REQUEST: Check every line of the data below for the string "Global", and copy the ones that hold it.

MATERIAL SHOWN:
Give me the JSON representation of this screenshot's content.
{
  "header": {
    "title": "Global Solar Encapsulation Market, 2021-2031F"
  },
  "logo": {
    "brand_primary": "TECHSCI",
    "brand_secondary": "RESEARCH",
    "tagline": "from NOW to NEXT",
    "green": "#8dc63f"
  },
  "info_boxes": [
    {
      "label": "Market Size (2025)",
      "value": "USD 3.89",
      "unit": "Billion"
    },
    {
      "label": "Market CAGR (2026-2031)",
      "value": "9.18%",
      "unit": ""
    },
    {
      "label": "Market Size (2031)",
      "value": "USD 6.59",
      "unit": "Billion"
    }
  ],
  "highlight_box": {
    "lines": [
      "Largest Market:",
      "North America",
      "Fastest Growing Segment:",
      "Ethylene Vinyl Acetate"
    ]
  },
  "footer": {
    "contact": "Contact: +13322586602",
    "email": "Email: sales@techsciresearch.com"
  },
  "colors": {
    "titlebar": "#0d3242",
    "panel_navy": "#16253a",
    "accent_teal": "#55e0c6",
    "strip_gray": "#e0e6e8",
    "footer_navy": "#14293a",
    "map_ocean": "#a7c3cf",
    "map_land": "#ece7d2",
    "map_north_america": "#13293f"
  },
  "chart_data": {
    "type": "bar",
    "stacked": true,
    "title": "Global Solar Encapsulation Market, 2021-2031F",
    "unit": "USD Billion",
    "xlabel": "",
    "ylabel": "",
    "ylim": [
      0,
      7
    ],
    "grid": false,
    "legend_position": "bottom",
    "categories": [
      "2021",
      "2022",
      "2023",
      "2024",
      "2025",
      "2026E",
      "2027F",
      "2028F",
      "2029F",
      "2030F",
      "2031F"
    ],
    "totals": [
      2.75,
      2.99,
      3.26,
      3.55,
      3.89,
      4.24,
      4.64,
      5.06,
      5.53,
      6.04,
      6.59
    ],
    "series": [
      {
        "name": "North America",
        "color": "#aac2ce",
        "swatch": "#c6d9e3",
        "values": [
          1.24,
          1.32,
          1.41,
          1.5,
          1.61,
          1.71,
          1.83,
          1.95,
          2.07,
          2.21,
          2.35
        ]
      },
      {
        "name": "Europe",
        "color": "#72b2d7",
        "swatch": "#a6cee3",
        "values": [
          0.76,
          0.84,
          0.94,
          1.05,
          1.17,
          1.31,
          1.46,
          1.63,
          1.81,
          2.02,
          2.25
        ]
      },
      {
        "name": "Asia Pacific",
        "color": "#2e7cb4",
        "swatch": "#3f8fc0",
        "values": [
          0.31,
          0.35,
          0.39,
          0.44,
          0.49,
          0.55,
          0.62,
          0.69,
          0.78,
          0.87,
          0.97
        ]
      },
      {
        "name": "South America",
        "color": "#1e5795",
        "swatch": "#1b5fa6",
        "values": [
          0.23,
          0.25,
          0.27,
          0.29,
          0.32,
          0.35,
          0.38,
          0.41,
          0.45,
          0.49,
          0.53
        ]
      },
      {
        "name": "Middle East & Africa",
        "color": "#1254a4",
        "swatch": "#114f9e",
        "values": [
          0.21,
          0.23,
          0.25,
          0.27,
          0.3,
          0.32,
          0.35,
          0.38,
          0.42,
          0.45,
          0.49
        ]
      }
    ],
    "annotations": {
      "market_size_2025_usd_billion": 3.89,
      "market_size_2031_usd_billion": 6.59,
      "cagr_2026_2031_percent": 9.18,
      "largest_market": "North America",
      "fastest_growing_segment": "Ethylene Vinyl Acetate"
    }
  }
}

IN RESPONSE:
    "title": "Global Solar Encapsulation Market, 2021-2031F"
    "title": "Global Solar Encapsulation Market, 2021-2031F",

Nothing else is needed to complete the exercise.